* _GIVEN INFORMATION_:
[start]

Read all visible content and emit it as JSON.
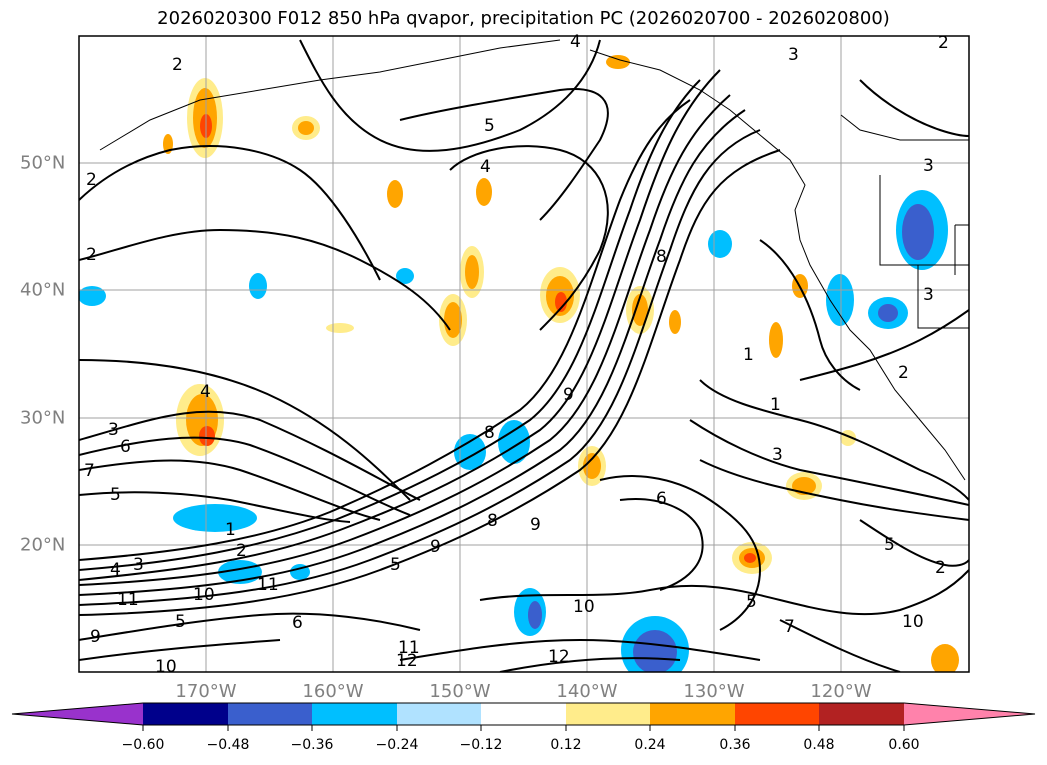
{
  "title": "2026020300 F012 850 hPa qvapor, precipitation PC (2026020700 - 2026020800)",
  "map": {
    "lon_labels": [
      "170°W",
      "160°W",
      "150°W",
      "140°W",
      "130°W",
      "120°W"
    ],
    "lat_labels": [
      "50°N",
      "40°N",
      "30°N",
      "20°N"
    ],
    "contour_labels": [
      "1",
      "2",
      "3",
      "4",
      "5",
      "6",
      "7",
      "8",
      "9",
      "10",
      "11",
      "12"
    ]
  },
  "colorbar": {
    "ticks": [
      "−0.60",
      "−0.48",
      "−0.36",
      "−0.24",
      "−0.12",
      "0.12",
      "0.24",
      "0.36",
      "0.48",
      "0.60"
    ],
    "colors": [
      "#9932cc",
      "#00008b",
      "#3a5fcd",
      "#00bfff",
      "#b0e2ff",
      "#ffffff",
      "#ffec8b",
      "#ffa500",
      "#ff4500",
      "#b22222",
      "#ff82ab"
    ]
  }
}
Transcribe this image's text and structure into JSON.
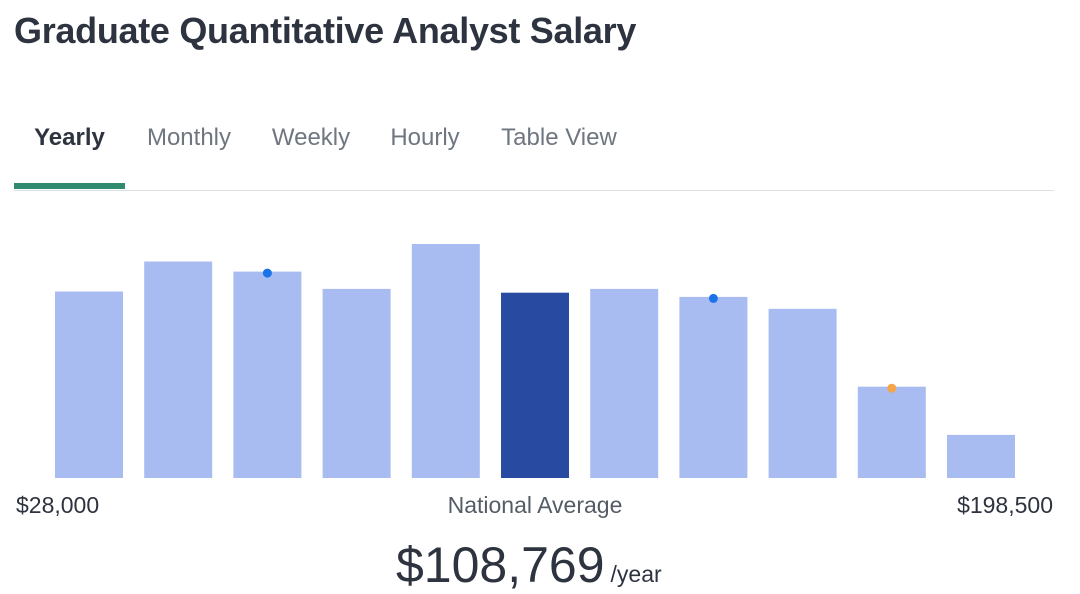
{
  "page": {
    "title": "Graduate Quantitative Analyst Salary"
  },
  "tabs": [
    {
      "label": "Yearly",
      "active": true
    },
    {
      "label": "Monthly",
      "active": false
    },
    {
      "label": "Weekly",
      "active": false
    },
    {
      "label": "Hourly",
      "active": false
    },
    {
      "label": "Table View",
      "active": false
    }
  ],
  "chart_data": {
    "type": "bar",
    "x_min_label": "$28,000",
    "x_max_label": "$198,500",
    "center_label": "National Average",
    "values": [
      0.797,
      0.925,
      0.882,
      0.808,
      1.0,
      0.792,
      0.808,
      0.774,
      0.723,
      0.39,
      0.184
    ],
    "highlight_index": 5,
    "markers": [
      {
        "bar_index": 2,
        "color": "#1a73e8"
      },
      {
        "bar_index": 7,
        "color": "#1a73e8"
      },
      {
        "bar_index": 9,
        "color": "#f5a54a"
      }
    ],
    "colors": {
      "bar": "#a9bcf2",
      "highlight": "#284aa1"
    }
  },
  "salary": {
    "amount": "$108,769",
    "unit": "/year"
  }
}
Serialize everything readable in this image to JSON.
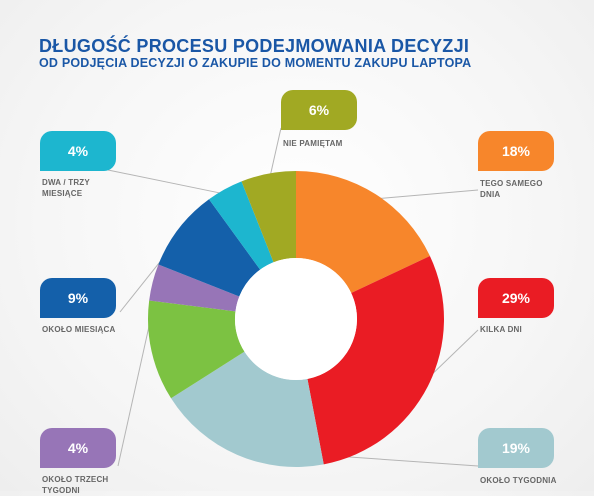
{
  "header": {
    "title": "DŁUGOŚĆ PROCESU PODEJMOWANIA DECYZJI",
    "subtitle": "OD PODJĘCIA DECYZJI O ZAKUPIE DO MOMENTU ZAKUPU LAPTOPA"
  },
  "chart_data": {
    "type": "pie",
    "title": "DŁUGOŚĆ PROCESU PODEJMOWANIA DECYZJI",
    "subtitle": "OD PODJĘCIA DECYZJI O ZAKUPIE DO MOMENTU ZAKUPU LAPTOPA",
    "donut": true,
    "slices": [
      {
        "label": "TEGO SAMEGO DNIA",
        "value": 18,
        "display": "18%",
        "color": "#f7862b"
      },
      {
        "label": "KILKA DNI",
        "value": 29,
        "display": "29%",
        "color": "#ea1c24"
      },
      {
        "label": "OKOŁO TYGODNIA",
        "value": 19,
        "display": "19%",
        "color": "#a2c9cf"
      },
      {
        "label": "",
        "value": 11,
        "display": "",
        "color": "#7cc242"
      },
      {
        "label": "OKOŁO TRZECH TYGODNI",
        "value": 4,
        "display": "4%",
        "color": "#9775b7"
      },
      {
        "label": "OKOŁO MIESIĄCA",
        "value": 9,
        "display": "9%",
        "color": "#1460aa"
      },
      {
        "label": "DWA / TRZY MIESIĄCE",
        "value": 4,
        "display": "4%",
        "color": "#1db6cf"
      },
      {
        "label": "NIE PAMIĘTAM",
        "value": 6,
        "display": "6%",
        "color": "#a1a923"
      }
    ]
  }
}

[end]

* _WORK TO BE COMPLETED_:
Find all the lines containing "LAPTOPA" in the material, then copy them.

* _EXERCISE RESULT_:
    "subtitle": "OD PODJĘCIA DECYZJI O ZAKUPIE DO MOMENTU ZAKUPU LAPTOPA"
    "subtitle": "OD PODJĘCIA DECYZJI O ZAKUPIE DO MOMENTU ZAKUPU LAPTOPA",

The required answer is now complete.